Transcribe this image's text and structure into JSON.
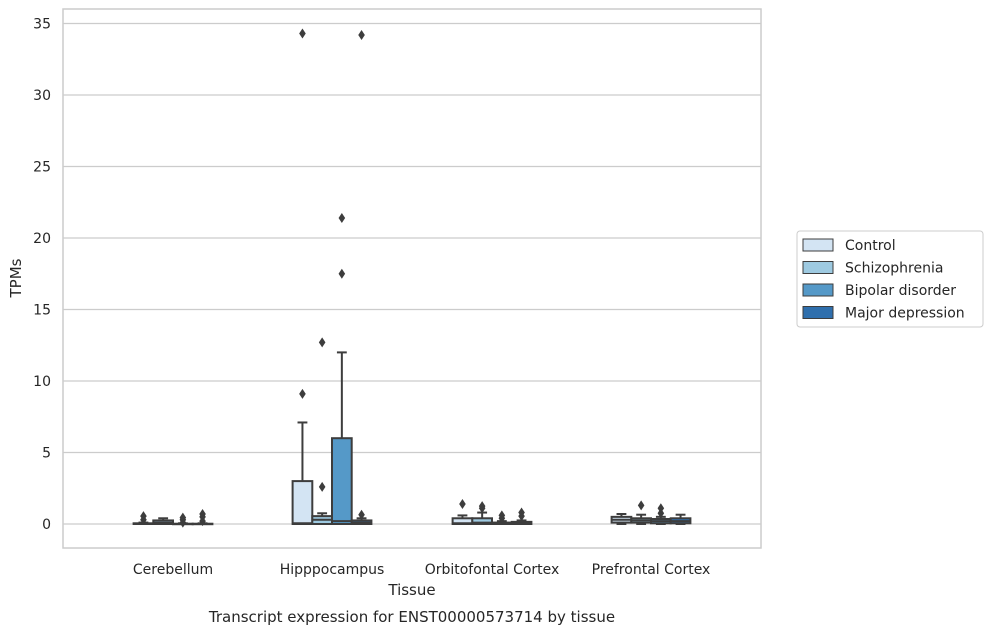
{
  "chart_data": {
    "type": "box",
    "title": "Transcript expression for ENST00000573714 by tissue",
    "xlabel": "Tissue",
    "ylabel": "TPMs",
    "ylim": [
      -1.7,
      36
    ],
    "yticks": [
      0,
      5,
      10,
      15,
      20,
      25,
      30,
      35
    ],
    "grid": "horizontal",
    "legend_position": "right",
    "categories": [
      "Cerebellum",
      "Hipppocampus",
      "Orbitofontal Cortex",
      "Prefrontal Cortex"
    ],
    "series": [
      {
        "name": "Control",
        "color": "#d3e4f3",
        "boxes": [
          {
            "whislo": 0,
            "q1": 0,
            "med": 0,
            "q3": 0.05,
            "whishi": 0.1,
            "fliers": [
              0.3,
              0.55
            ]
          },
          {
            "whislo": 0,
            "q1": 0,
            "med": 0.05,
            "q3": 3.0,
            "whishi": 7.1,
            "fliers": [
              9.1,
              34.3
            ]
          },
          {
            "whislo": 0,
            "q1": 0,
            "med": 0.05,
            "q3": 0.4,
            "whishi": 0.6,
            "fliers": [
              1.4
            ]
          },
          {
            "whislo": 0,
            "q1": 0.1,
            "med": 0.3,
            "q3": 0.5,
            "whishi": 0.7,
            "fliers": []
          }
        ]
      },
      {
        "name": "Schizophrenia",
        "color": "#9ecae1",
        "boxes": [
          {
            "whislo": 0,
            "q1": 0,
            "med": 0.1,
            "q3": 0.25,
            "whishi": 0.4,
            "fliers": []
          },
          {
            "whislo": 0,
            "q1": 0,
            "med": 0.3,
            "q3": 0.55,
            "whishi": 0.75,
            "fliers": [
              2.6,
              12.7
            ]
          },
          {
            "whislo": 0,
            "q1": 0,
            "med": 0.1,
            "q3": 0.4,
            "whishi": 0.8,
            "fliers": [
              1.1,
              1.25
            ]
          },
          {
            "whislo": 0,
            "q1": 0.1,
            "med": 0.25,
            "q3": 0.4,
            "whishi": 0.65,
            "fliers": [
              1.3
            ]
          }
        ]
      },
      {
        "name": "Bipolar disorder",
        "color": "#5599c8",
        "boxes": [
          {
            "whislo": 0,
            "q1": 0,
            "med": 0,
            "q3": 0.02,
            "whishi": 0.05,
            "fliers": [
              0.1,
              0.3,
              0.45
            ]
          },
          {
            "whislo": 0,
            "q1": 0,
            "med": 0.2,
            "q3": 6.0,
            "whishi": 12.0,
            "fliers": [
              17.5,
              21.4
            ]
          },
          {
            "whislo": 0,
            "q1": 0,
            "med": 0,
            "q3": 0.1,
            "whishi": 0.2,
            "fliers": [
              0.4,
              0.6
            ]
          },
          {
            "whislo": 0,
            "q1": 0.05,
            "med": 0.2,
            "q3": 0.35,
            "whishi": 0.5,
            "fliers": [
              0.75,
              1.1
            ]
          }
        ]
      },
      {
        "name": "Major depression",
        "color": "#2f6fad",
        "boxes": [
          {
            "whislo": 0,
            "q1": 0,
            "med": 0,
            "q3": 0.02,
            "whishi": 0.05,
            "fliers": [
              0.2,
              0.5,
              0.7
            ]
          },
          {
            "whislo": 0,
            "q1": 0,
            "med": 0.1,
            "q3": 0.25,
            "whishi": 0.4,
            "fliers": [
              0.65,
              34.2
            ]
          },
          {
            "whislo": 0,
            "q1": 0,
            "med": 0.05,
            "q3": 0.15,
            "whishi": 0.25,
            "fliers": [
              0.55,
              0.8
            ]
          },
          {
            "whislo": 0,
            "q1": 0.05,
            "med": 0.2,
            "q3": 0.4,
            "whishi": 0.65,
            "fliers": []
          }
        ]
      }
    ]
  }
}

----

__EXERCISE DETAILS__
Print out the material word for word, omitting the pictures.

__FULL RESPONSE__
Transcribe this image's text and structure into JSON.
{
  "chart_data": {
    "type": "box",
    "title": "Transcript expression for ENST00000573714 by tissue",
    "xlabel": "Tissue",
    "ylabel": "TPMs",
    "ylim": [
      -1.7,
      36
    ],
    "yticks": [
      0,
      5,
      10,
      15,
      20,
      25,
      30,
      35
    ],
    "grid": "horizontal",
    "legend_position": "right",
    "categories": [
      "Cerebellum",
      "Hipppocampus",
      "Orbitofontal Cortex",
      "Prefrontal Cortex"
    ],
    "series": [
      {
        "name": "Control",
        "color": "#d3e4f3",
        "boxes": [
          {
            "whislo": 0,
            "q1": 0,
            "med": 0,
            "q3": 0.05,
            "whishi": 0.1,
            "fliers": [
              0.3,
              0.55
            ]
          },
          {
            "whislo": 0,
            "q1": 0,
            "med": 0.05,
            "q3": 3.0,
            "whishi": 7.1,
            "fliers": [
              9.1,
              34.3
            ]
          },
          {
            "whislo": 0,
            "q1": 0,
            "med": 0.05,
            "q3": 0.4,
            "whishi": 0.6,
            "fliers": [
              1.4
            ]
          },
          {
            "whislo": 0,
            "q1": 0.1,
            "med": 0.3,
            "q3": 0.5,
            "whishi": 0.7,
            "fliers": []
          }
        ]
      },
      {
        "name": "Schizophrenia",
        "color": "#9ecae1",
        "boxes": [
          {
            "whislo": 0,
            "q1": 0,
            "med": 0.1,
            "q3": 0.25,
            "whishi": 0.4,
            "fliers": []
          },
          {
            "whislo": 0,
            "q1": 0,
            "med": 0.3,
            "q3": 0.55,
            "whishi": 0.75,
            "fliers": [
              2.6,
              12.7
            ]
          },
          {
            "whislo": 0,
            "q1": 0,
            "med": 0.1,
            "q3": 0.4,
            "whishi": 0.8,
            "fliers": [
              1.1,
              1.25
            ]
          },
          {
            "whislo": 0,
            "q1": 0.1,
            "med": 0.25,
            "q3": 0.4,
            "whishi": 0.65,
            "fliers": [
              1.3
            ]
          }
        ]
      },
      {
        "name": "Bipolar disorder",
        "color": "#5599c8",
        "boxes": [
          {
            "whislo": 0,
            "q1": 0,
            "med": 0,
            "q3": 0.02,
            "whishi": 0.05,
            "fliers": [
              0.1,
              0.3,
              0.45
            ]
          },
          {
            "whislo": 0,
            "q1": 0,
            "med": 0.2,
            "q3": 6.0,
            "whishi": 12.0,
            "fliers": [
              17.5,
              21.4
            ]
          },
          {
            "whislo": 0,
            "q1": 0,
            "med": 0,
            "q3": 0.1,
            "whishi": 0.2,
            "fliers": [
              0.4,
              0.6
            ]
          },
          {
            "whislo": 0,
            "q1": 0.05,
            "med": 0.2,
            "q3": 0.35,
            "whishi": 0.5,
            "fliers": [
              0.75,
              1.1
            ]
          }
        ]
      },
      {
        "name": "Major depression",
        "color": "#2f6fad",
        "boxes": [
          {
            "whislo": 0,
            "q1": 0,
            "med": 0,
            "q3": 0.02,
            "whishi": 0.05,
            "fliers": [
              0.2,
              0.5,
              0.7
            ]
          },
          {
            "whislo": 0,
            "q1": 0,
            "med": 0.1,
            "q3": 0.25,
            "whishi": 0.4,
            "fliers": [
              0.65,
              34.2
            ]
          },
          {
            "whislo": 0,
            "q1": 0,
            "med": 0.05,
            "q3": 0.15,
            "whishi": 0.25,
            "fliers": [
              0.55,
              0.8
            ]
          },
          {
            "whislo": 0,
            "q1": 0.05,
            "med": 0.2,
            "q3": 0.4,
            "whishi": 0.65,
            "fliers": []
          }
        ]
      }
    ]
  }
}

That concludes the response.